- **Data for processing**:
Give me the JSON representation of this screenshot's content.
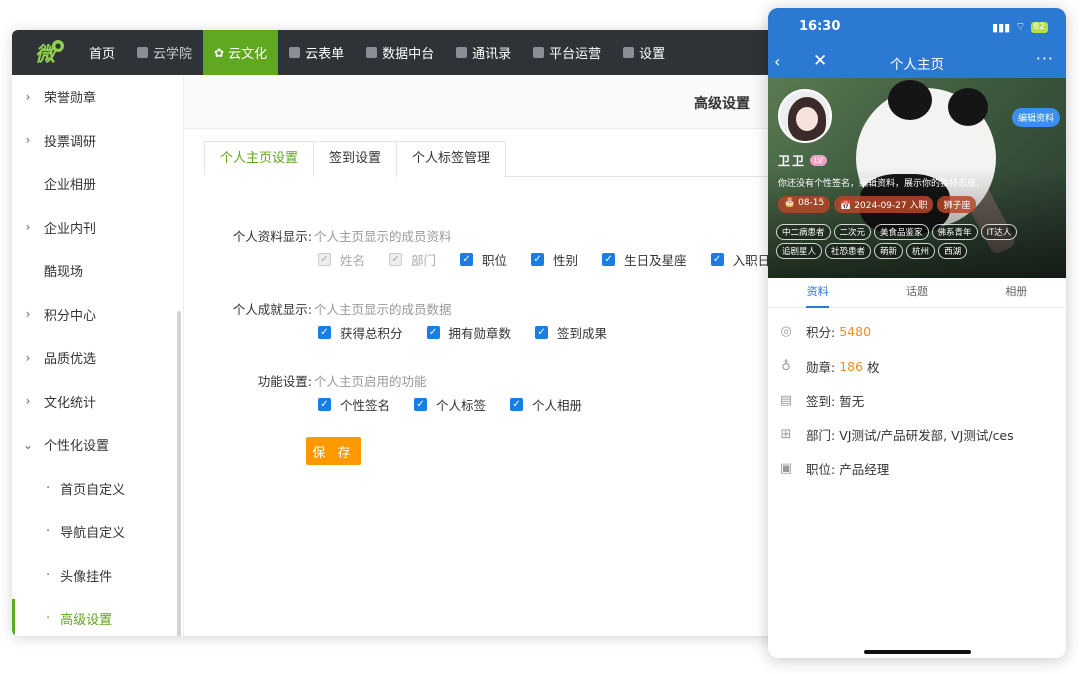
{
  "topnav": {
    "logo_text": "微",
    "items": [
      {
        "label": "首页",
        "icon": "none"
      },
      {
        "label": "云学院",
        "icon": "book-icon"
      },
      {
        "label": "云文化",
        "icon": "gear-flower-icon",
        "active": true
      },
      {
        "label": "云表单",
        "icon": "form-icon"
      },
      {
        "label": "数据中台",
        "icon": "cube-icon"
      },
      {
        "label": "通讯录",
        "icon": "contact-icon"
      },
      {
        "label": "平台运营",
        "icon": "grid-icon"
      },
      {
        "label": "设置",
        "icon": "grid-icon"
      }
    ],
    "active_color": "#5fa81f"
  },
  "sidebar": {
    "items": [
      {
        "label": "荣誉勋章",
        "arrow": "›"
      },
      {
        "label": "投票调研",
        "arrow": "›"
      },
      {
        "label": "企业相册",
        "arrow": ""
      },
      {
        "label": "企业内刊",
        "arrow": "›"
      },
      {
        "label": "酷现场",
        "arrow": ""
      },
      {
        "label": "积分中心",
        "arrow": "›"
      },
      {
        "label": "品质优选",
        "arrow": "›"
      },
      {
        "label": "文化统计",
        "arrow": "›"
      },
      {
        "label": "个性化设置",
        "arrow": "⌄"
      }
    ],
    "subitems": [
      {
        "label": "首页自定义",
        "bullet": "·"
      },
      {
        "label": "导航自定义",
        "bullet": "·"
      },
      {
        "label": "头像挂件",
        "bullet": "·"
      },
      {
        "label": "高级设置",
        "bullet": "·",
        "active": true
      }
    ]
  },
  "content": {
    "title": "高级设置",
    "tabs": [
      "个人主页设置",
      "签到设置",
      "个人标签管理"
    ],
    "profile_display": {
      "label": "个人资料显示:",
      "hint": "个人主页显示的成员资料",
      "options": [
        {
          "label": "姓名",
          "checked": true,
          "disabled": true
        },
        {
          "label": "部门",
          "checked": true,
          "disabled": true
        },
        {
          "label": "职位",
          "checked": true,
          "disabled": false
        },
        {
          "label": "性别",
          "checked": true,
          "disabled": false
        },
        {
          "label": "生日及星座",
          "checked": true,
          "disabled": false
        },
        {
          "label": "入职日期",
          "checked": true,
          "disabled": false
        }
      ]
    },
    "achievement_display": {
      "label": "个人成就显示:",
      "hint": "个人主页显示的成员数据",
      "options": [
        {
          "label": "获得总积分",
          "checked": true
        },
        {
          "label": "拥有勋章数",
          "checked": true
        },
        {
          "label": "签到成果",
          "checked": true
        }
      ]
    },
    "function_settings": {
      "label": "功能设置:",
      "hint": "个人主页启用的功能",
      "options": [
        {
          "label": "个性签名",
          "checked": true
        },
        {
          "label": "个人标签",
          "checked": true
        },
        {
          "label": "个人相册",
          "checked": true
        }
      ]
    },
    "save_label": "保 存",
    "check_mark": "✓"
  },
  "phone": {
    "status": {
      "time": "16:30",
      "signal": "📶",
      "wifi": "⌔",
      "battery": "62"
    },
    "nav": {
      "back": "‹",
      "close": "✕",
      "title": "个人主页",
      "more": "···"
    },
    "edit_label": "编辑资料",
    "user_name": "卫卫",
    "level_badge": "LV",
    "bio": "你还没有个性签名，编辑资料，展示你的独特态度。",
    "meta": [
      "🎂 08-15",
      "📅 2024-09-27 入职",
      "狮子座"
    ],
    "tags": [
      "中二病患者",
      "二次元",
      "美食品鉴家",
      "佛系青年",
      "IT达人",
      "追剧星人",
      "社恐患者",
      "萌新",
      "杭州",
      "西湖"
    ],
    "tabs": [
      "资料",
      "话题",
      "相册"
    ],
    "info": [
      {
        "icon": "points-icon",
        "glyph": "◎",
        "label": "积分:",
        "value": "5480",
        "suffix": ""
      },
      {
        "icon": "medal-icon",
        "glyph": "♁",
        "label": "勋章:",
        "value": "186",
        "suffix": " 枚"
      },
      {
        "icon": "calendar-icon",
        "glyph": "▤",
        "label": "签到:",
        "value": "暂无",
        "suffix": ""
      },
      {
        "icon": "org-icon",
        "glyph": "⊞",
        "label": "部门:",
        "value": "VJ测试/产品研发部, VJ测试/ces",
        "suffix": ""
      },
      {
        "icon": "id-card-icon",
        "glyph": "▣",
        "label": "职位:",
        "value": "产品经理",
        "suffix": ""
      }
    ],
    "accent": "#2c79d3"
  }
}
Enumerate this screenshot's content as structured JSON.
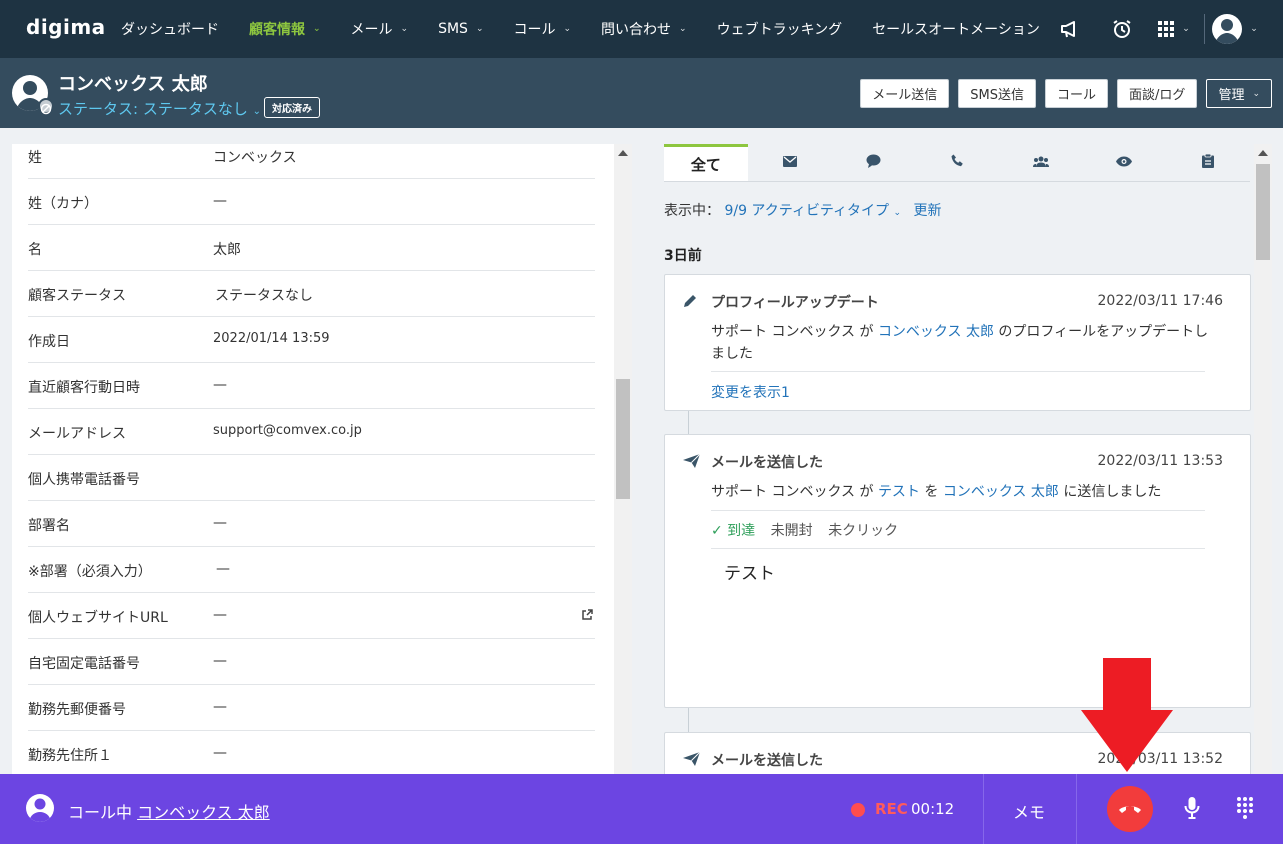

- **What you should do**:
Where a line holds "JSON", copy that line.

- **Result of the exercise**:
Give me the JSON representation of this screenshot's content.
Enumerate this screenshot's content as structured JSON.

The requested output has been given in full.